* What this task involves:
Copy all the entries below exactly, but not the pictures.

· · · · ·

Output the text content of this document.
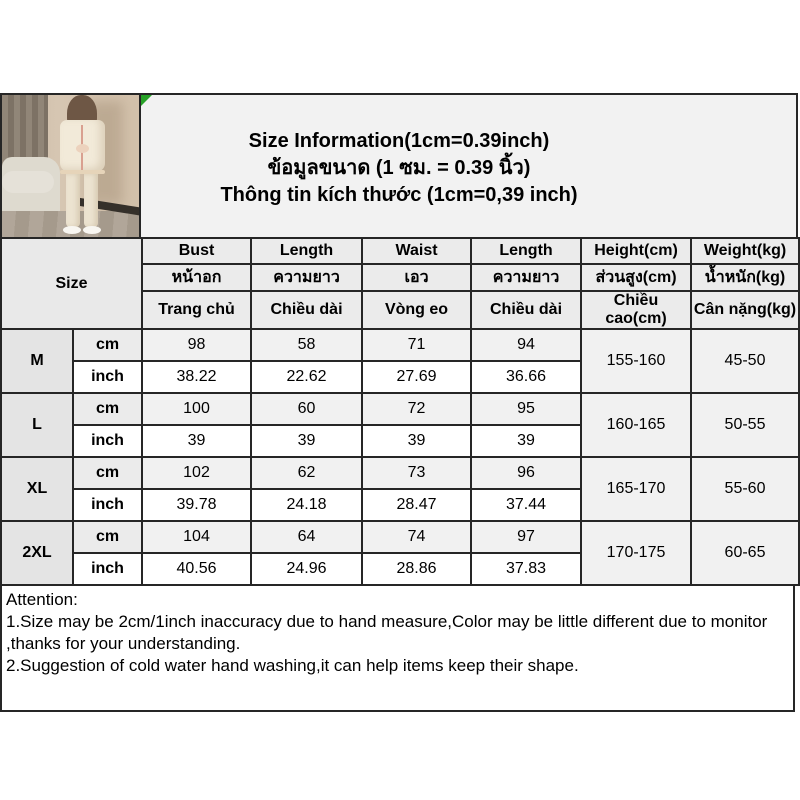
Size Information(1cm=0.39inch)
ข้อมูลขนาด (1 ซม. = 0.39 นิ้ว)
Thông tin kích thước (1cm=0,39 inch)
Size		Bust	Length	Waist	Length	Height(cm)	Weight(kg)
		หน้าอก	ความยาว	เอว	ความยาว	ส่วนสูง(cm)	น้ำหนัก(kg)
		Trang chủ	Chiều dài	Vòng eo	Chiều dài	Chiều cao(cm)	Cân nặng(kg)
M	cm	98	58	71	94	155-160	45-50
	inch	38.22	22.62	27.69	36.66		
L	cm	100	60	72	95	160-165	50-55
	inch	39	39	39	39		
XL	cm	102	62	73	96	165-170	55-60
	inch	39.78	24.18	28.47	37.44		
2XL	cm	104	64	74	97	170-175	60-65
	inch	40.56	24.96	28.86	37.83		
Attention:
1.Size may be 2cm/1inch inaccuracy due to hand measure,Color may be little different due to monitor ,thanks for your understanding.
2.Suggestion of cold water hand washing,it can help items keep their shape.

· · · · ·

* Final result:
Output the text content of this document.
Size Information(1cm=0.39inch)
ข้อมูลขนาด (1 ซม. = 0.39 นิ้ว)
Thông tin kích thước (1cm=0,39 inch)
Size		Bust	Length	Waist	Length	Height(cm)	Weight(kg)
		หน้าอก	ความยาว	เอว	ความยาว	ส่วนสูง(cm)	น้ำหนัก(kg)
		Trang chủ	Chiều dài	Vòng eo	Chiều dài	Chiều cao(cm)	Cân nặng(kg)
M	cm	98	58	71	94	155-160	45-50
	inch	38.22	22.62	27.69	36.66		
L	cm	100	60	72	95	160-165	50-55
	inch	39	39	39	39		
XL	cm	102	62	73	96	165-170	55-60
	inch	39.78	24.18	28.47	37.44		
2XL	cm	104	64	74	97	170-175	60-65
	inch	40.56	24.96	28.86	37.83		
Attention:
1.Size may be 2cm/1inch inaccuracy due to hand measure,Color may be little different due to monitor ,thanks for your understanding.
2.Suggestion of cold water hand washing,it can help items keep their shape.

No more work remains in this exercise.